Task instructions: Write out the material exactly, leaving every picture behind.

— start of Task material —

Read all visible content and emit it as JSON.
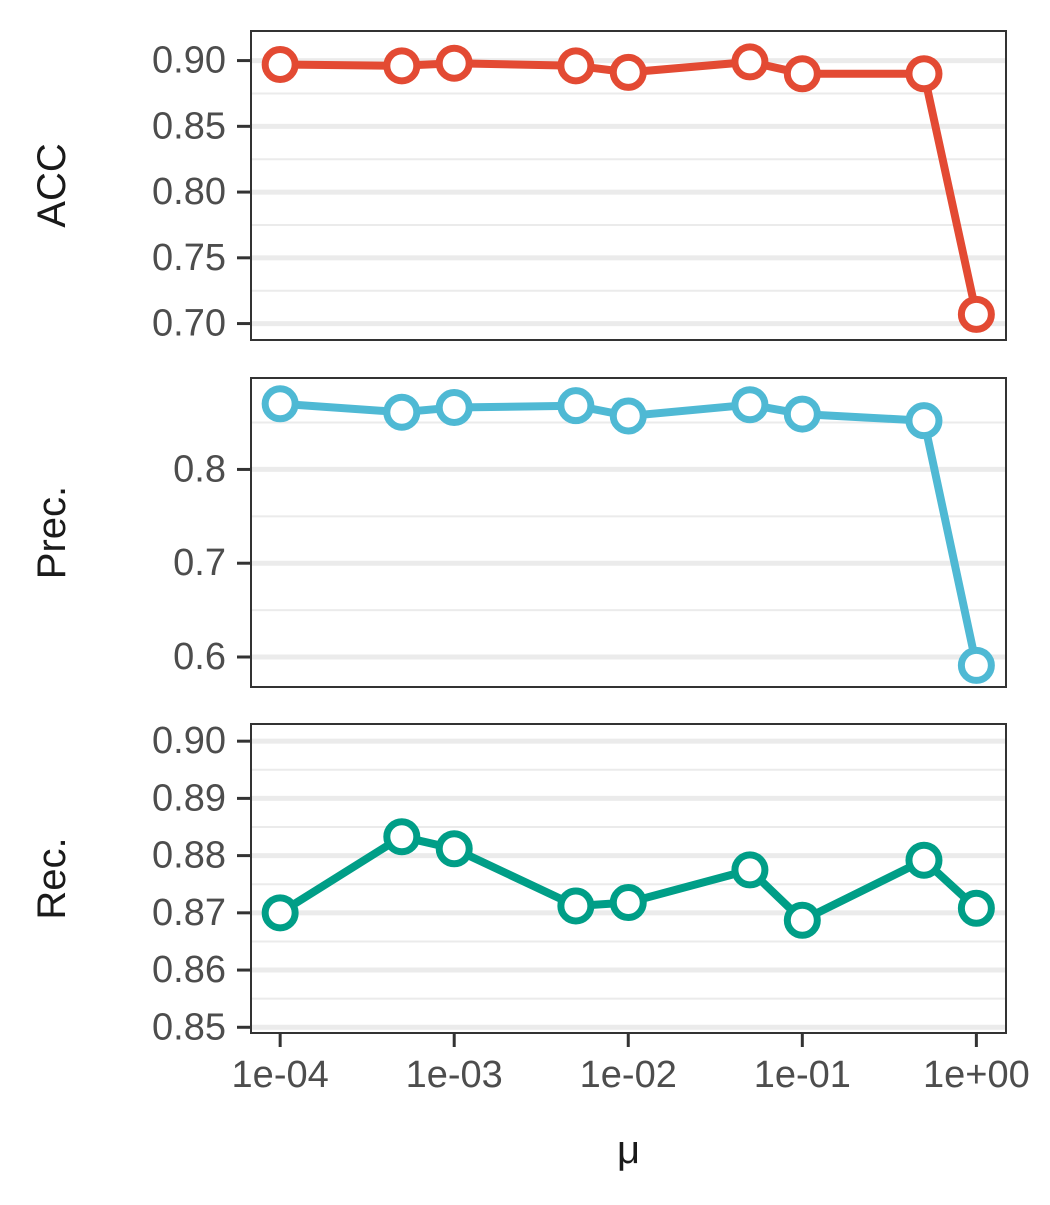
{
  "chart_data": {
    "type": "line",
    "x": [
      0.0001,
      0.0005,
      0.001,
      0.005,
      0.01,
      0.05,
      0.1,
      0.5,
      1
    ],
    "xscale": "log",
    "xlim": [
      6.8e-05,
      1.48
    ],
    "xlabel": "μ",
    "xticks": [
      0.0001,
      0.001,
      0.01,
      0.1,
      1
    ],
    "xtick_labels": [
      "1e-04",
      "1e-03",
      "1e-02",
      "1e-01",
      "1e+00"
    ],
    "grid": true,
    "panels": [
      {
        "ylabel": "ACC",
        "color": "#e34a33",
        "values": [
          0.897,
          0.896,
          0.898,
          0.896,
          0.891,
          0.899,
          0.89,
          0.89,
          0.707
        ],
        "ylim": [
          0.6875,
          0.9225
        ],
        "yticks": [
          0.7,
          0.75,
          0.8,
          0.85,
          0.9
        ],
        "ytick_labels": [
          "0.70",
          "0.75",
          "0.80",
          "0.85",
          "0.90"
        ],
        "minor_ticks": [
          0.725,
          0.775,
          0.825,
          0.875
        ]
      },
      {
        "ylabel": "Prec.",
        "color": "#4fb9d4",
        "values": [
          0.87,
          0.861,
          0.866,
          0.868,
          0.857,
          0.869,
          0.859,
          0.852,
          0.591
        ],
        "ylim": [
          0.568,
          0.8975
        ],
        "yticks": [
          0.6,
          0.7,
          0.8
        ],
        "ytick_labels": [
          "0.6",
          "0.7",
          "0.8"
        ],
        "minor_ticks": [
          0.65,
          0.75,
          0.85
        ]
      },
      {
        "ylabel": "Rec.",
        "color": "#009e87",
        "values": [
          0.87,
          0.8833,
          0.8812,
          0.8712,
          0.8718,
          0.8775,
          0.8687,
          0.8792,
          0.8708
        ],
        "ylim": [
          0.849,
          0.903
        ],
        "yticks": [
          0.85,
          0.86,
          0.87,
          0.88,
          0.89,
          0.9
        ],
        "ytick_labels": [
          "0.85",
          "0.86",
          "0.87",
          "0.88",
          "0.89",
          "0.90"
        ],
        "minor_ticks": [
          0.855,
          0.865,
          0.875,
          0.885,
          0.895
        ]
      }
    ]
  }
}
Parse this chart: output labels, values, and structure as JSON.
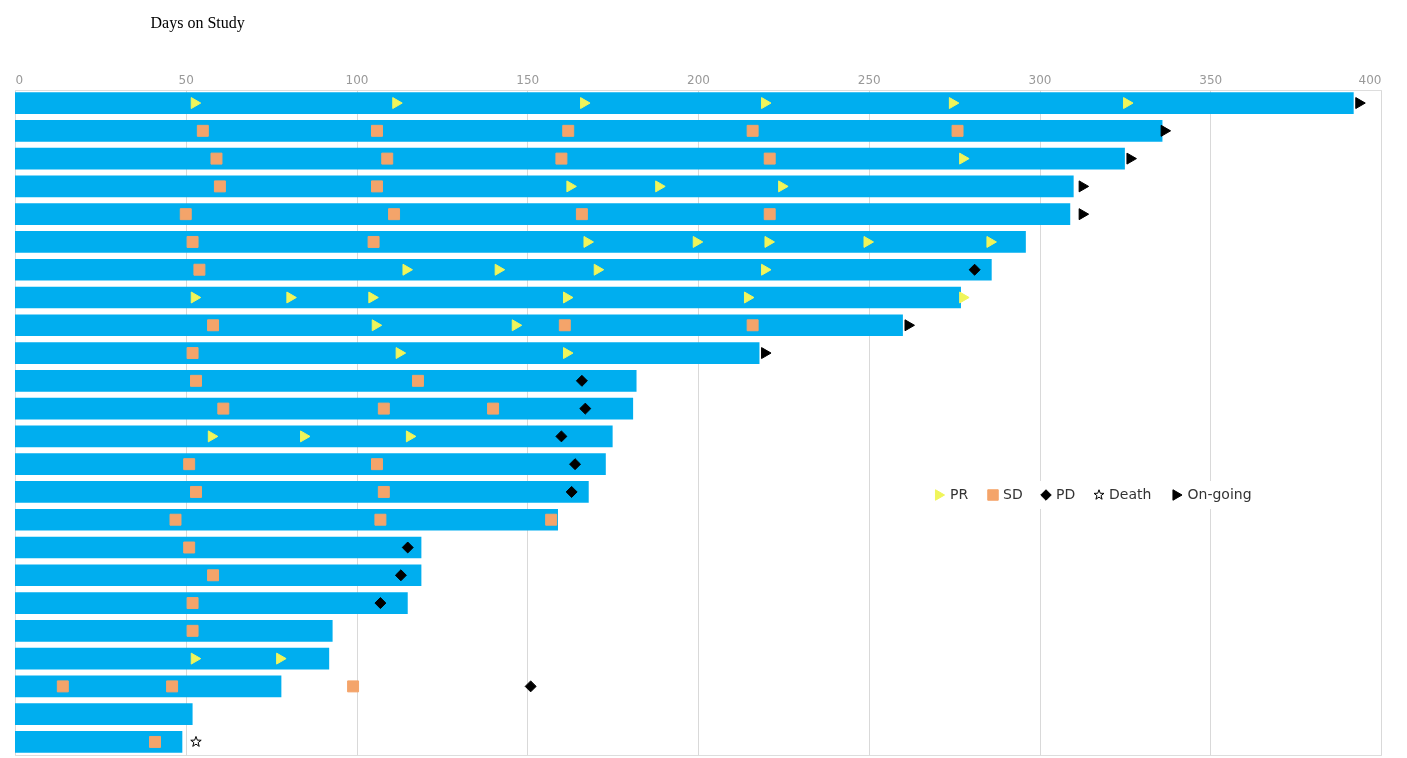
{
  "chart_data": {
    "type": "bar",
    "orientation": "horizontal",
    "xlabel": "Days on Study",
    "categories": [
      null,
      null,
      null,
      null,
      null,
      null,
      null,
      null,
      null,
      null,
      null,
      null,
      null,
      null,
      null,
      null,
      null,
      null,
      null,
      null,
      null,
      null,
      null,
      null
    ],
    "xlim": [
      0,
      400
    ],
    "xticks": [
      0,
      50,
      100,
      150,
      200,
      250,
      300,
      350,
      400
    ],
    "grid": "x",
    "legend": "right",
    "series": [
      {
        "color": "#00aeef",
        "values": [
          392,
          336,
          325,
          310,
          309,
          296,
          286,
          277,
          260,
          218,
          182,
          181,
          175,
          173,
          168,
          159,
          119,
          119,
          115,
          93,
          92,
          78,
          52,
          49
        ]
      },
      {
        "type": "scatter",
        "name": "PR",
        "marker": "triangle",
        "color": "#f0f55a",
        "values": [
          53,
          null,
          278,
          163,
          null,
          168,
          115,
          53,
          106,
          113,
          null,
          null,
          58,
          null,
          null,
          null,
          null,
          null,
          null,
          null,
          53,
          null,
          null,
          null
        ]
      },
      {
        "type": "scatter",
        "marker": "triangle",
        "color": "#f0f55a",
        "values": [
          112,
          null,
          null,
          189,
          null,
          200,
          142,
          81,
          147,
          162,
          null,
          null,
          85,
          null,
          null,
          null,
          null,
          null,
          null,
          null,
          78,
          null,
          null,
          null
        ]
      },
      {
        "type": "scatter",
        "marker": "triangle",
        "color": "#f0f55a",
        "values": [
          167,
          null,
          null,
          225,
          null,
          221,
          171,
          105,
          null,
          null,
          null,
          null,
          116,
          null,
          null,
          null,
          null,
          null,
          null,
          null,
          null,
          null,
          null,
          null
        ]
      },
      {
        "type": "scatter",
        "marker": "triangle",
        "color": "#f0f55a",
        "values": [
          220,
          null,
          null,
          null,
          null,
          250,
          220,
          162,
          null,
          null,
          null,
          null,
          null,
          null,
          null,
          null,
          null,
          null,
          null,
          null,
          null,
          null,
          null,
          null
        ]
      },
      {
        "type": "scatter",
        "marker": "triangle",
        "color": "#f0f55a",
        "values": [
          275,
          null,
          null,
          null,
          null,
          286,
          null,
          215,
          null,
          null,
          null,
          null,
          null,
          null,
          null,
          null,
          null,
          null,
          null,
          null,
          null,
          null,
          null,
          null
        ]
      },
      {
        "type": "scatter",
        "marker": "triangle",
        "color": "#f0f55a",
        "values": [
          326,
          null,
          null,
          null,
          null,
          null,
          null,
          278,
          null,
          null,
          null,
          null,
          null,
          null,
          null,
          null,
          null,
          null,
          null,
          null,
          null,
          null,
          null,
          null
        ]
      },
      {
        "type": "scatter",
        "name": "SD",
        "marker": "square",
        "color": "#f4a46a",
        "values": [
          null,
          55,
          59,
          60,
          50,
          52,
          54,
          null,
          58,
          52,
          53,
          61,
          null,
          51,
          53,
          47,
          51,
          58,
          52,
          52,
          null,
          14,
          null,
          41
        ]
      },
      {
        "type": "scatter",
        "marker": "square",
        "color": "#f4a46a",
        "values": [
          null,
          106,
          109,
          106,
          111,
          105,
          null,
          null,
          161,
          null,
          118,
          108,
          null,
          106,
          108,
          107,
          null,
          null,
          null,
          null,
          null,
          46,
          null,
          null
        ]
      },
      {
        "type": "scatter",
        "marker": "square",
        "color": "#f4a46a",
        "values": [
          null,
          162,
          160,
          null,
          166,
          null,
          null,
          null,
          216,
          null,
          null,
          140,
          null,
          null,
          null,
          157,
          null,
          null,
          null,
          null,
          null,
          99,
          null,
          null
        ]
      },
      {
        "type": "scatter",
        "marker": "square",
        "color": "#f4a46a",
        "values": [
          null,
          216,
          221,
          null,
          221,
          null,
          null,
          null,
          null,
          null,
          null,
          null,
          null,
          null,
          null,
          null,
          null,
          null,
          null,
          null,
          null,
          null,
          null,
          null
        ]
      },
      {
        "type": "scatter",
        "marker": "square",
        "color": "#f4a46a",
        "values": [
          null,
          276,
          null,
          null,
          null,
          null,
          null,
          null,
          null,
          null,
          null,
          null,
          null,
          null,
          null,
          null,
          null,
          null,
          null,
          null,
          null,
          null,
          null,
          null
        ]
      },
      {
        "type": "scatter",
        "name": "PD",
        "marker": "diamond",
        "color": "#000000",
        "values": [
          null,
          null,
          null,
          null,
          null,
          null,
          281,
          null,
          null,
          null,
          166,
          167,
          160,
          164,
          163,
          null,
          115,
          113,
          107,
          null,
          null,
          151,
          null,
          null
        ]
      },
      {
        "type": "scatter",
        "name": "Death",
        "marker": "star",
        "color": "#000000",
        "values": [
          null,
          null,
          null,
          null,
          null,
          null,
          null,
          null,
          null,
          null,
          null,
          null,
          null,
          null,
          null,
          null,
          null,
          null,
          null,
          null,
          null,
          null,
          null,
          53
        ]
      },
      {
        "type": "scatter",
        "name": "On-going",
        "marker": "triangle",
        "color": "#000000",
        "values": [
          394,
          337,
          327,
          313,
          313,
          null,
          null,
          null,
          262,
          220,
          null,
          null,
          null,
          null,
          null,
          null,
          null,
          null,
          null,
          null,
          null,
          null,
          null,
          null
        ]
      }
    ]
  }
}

— end of Task material —

Response:
Read all visible content and emit it as JSON.
{
  "chart_data": {
    "type": "line",
    "x": [
      0.0001,
      0.0005,
      0.001,
      0.005,
      0.01,
      0.05,
      0.1,
      0.5,
      1
    ],
    "xscale": "log",
    "xlim": [
      6.8e-05,
      1.48
    ],
    "xlabel": "μ",
    "xticks": [
      0.0001,
      0.001,
      0.01,
      0.1,
      1
    ],
    "xtick_labels": [
      "1e-04",
      "1e-03",
      "1e-02",
      "1e-01",
      "1e+00"
    ],
    "grid": true,
    "panels": [
      {
        "ylabel": "ACC",
        "color": "#e34a33",
        "values": [
          0.897,
          0.896,
          0.898,
          0.896,
          0.891,
          0.899,
          0.89,
          0.89,
          0.707
        ],
        "ylim": [
          0.6875,
          0.9225
        ],
        "yticks": [
          0.7,
          0.75,
          0.8,
          0.85,
          0.9
        ],
        "ytick_labels": [
          "0.70",
          "0.75",
          "0.80",
          "0.85",
          "0.90"
        ],
        "minor_ticks": [
          0.725,
          0.775,
          0.825,
          0.875
        ]
      },
      {
        "ylabel": "Prec.",
        "color": "#4fb9d4",
        "values": [
          0.87,
          0.861,
          0.866,
          0.868,
          0.857,
          0.869,
          0.859,
          0.852,
          0.591
        ],
        "ylim": [
          0.568,
          0.8975
        ],
        "yticks": [
          0.6,
          0.7,
          0.8
        ],
        "ytick_labels": [
          "0.6",
          "0.7",
          "0.8"
        ],
        "minor_ticks": [
          0.65,
          0.75,
          0.85
        ]
      },
      {
        "ylabel": "Rec.",
        "color": "#009e87",
        "values": [
          0.87,
          0.8833,
          0.8812,
          0.8712,
          0.8718,
          0.8775,
          0.8687,
          0.8792,
          0.8708
        ],
        "ylim": [
          0.849,
          0.903
        ],
        "yticks": [
          0.85,
          0.86,
          0.87,
          0.88,
          0.89,
          0.9
        ],
        "ytick_labels": [
          "0.85",
          "0.86",
          "0.87",
          "0.88",
          "0.89",
          "0.90"
        ],
        "minor_ticks": [
          0.855,
          0.865,
          0.875,
          0.885,
          0.895
        ]
      }
    ]
  }
}
Parse this chart: output labels, values, and structure as JSON.
{
  "chart_data": {
    "type": "bar",
    "orientation": "horizontal",
    "xlabel": "Days on Study",
    "categories": [
      null,
      null,
      null,
      null,
      null,
      null,
      null,
      null,
      null,
      null,
      null,
      null,
      null,
      null,
      null,
      null,
      null,
      null,
      null,
      null,
      null,
      null,
      null,
      null
    ],
    "xlim": [
      0,
      400
    ],
    "xticks": [
      0,
      50,
      100,
      150,
      200,
      250,
      300,
      350,
      400
    ],
    "grid": "x",
    "legend": "right",
    "series": [
      {
        "color": "#00aeef",
        "values": [
          392,
          336,
          325,
          310,
          309,
          296,
          286,
          277,
          260,
          218,
          182,
          181,
          175,
          173,
          168,
          159,
          119,
          119,
          115,
          93,
          92,
          78,
          52,
          49
        ]
      },
      {
        "type": "scatter",
        "name": "PR",
        "marker": "triangle",
        "color": "#f0f55a",
        "values": [
          53,
          null,
          278,
          163,
          null,
          168,
          115,
          53,
          106,
          113,
          null,
          null,
          58,
          null,
          null,
          null,
          null,
          null,
          null,
          null,
          53,
          null,
          null,
          null
        ]
      },
      {
        "type": "scatter",
        "marker": "triangle",
        "color": "#f0f55a",
        "values": [
          112,
          null,
          null,
          189,
          null,
          200,
          142,
          81,
          147,
          162,
          null,
          null,
          85,
          null,
          null,
          null,
          null,
          null,
          null,
          null,
          78,
          null,
          null,
          null
        ]
      },
      {
        "type": "scatter",
        "marker": "triangle",
        "color": "#f0f55a",
        "values": [
          167,
          null,
          null,
          225,
          null,
          221,
          171,
          105,
          null,
          null,
          null,
          null,
          116,
          null,
          null,
          null,
          null,
          null,
          null,
          null,
          null,
          null,
          null,
          null
        ]
      },
      {
        "type": "scatter",
        "marker": "triangle",
        "color": "#f0f55a",
        "values": [
          220,
          null,
          null,
          null,
          null,
          250,
          220,
          162,
          null,
          null,
          null,
          null,
          null,
          null,
          null,
          null,
          null,
          null,
          null,
          null,
          null,
          null,
          null,
          null
        ]
      },
      {
        "type": "scatter",
        "marker": "triangle",
        "color": "#f0f55a",
        "values": [
          275,
          null,
          null,
          null,
          null,
          286,
          null,
          215,
          null,
          null,
          null,
          null,
          null,
          null,
          null,
          null,
          null,
          null,
          null,
          null,
          null,
          null,
          null,
          null
        ]
      },
      {
        "type": "scatter",
        "marker": "triangle",
        "color": "#f0f55a",
        "values": [
          326,
          null,
          null,
          null,
          null,
          null,
          null,
          278,
          null,
          null,
          null,
          null,
          null,
          null,
          null,
          null,
          null,
          null,
          null,
          null,
          null,
          null,
          null,
          null
        ]
      },
      {
        "type": "scatter",
        "name": "SD",
        "marker": "square",
        "color": "#f4a46a",
        "values": [
          null,
          55,
          59,
          60,
          50,
          52,
          54,
          null,
          58,
          52,
          53,
          61,
          null,
          51,
          53,
          47,
          51,
          58,
          52,
          52,
          null,
          14,
          null,
          41
        ]
      },
      {
        "type": "scatter",
        "marker": "square",
        "color": "#f4a46a",
        "values": [
          null,
          106,
          109,
          106,
          111,
          105,
          null,
          null,
          161,
          null,
          118,
          108,
          null,
          106,
          108,
          107,
          null,
          null,
          null,
          null,
          null,
          46,
          null,
          null
        ]
      },
      {
        "type": "scatter",
        "marker": "square",
        "color": "#f4a46a",
        "values": [
          null,
          162,
          160,
          null,
          166,
          null,
          null,
          null,
          216,
          null,
          null,
          140,
          null,
          null,
          null,
          157,
          null,
          null,
          null,
          null,
          null,
          99,
          null,
          null
        ]
      },
      {
        "type": "scatter",
        "marker": "square",
        "color": "#f4a46a",
        "values": [
          null,
          216,
          221,
          null,
          221,
          null,
          null,
          null,
          null,
          null,
          null,
          null,
          null,
          null,
          null,
          null,
          null,
          null,
          null,
          null,
          null,
          null,
          null,
          null
        ]
      },
      {
        "type": "scatter",
        "marker": "square",
        "color": "#f4a46a",
        "values": [
          null,
          276,
          null,
          null,
          null,
          null,
          null,
          null,
          null,
          null,
          null,
          null,
          null,
          null,
          null,
          null,
          null,
          null,
          null,
          null,
          null,
          null,
          null,
          null
        ]
      },
      {
        "type": "scatter",
        "name": "PD",
        "marker": "diamond",
        "color": "#000000",
        "values": [
          null,
          null,
          null,
          null,
          null,
          null,
          281,
          null,
          null,
          null,
          166,
          167,
          160,
          164,
          163,
          null,
          115,
          113,
          107,
          null,
          null,
          151,
          null,
          null
        ]
      },
      {
        "type": "scatter",
        "name": "Death",
        "marker": "star",
        "color": "#000000",
        "values": [
          null,
          null,
          null,
          null,
          null,
          null,
          null,
          null,
          null,
          null,
          null,
          null,
          null,
          null,
          null,
          null,
          null,
          null,
          null,
          null,
          null,
          null,
          null,
          53
        ]
      },
      {
        "type": "scatter",
        "name": "On-going",
        "marker": "triangle",
        "color": "#000000",
        "values": [
          394,
          337,
          327,
          313,
          313,
          null,
          null,
          null,
          262,
          220,
          null,
          null,
          null,
          null,
          null,
          null,
          null,
          null,
          null,
          null,
          null,
          null,
          null,
          null
        ]
      }
    ]
  }
}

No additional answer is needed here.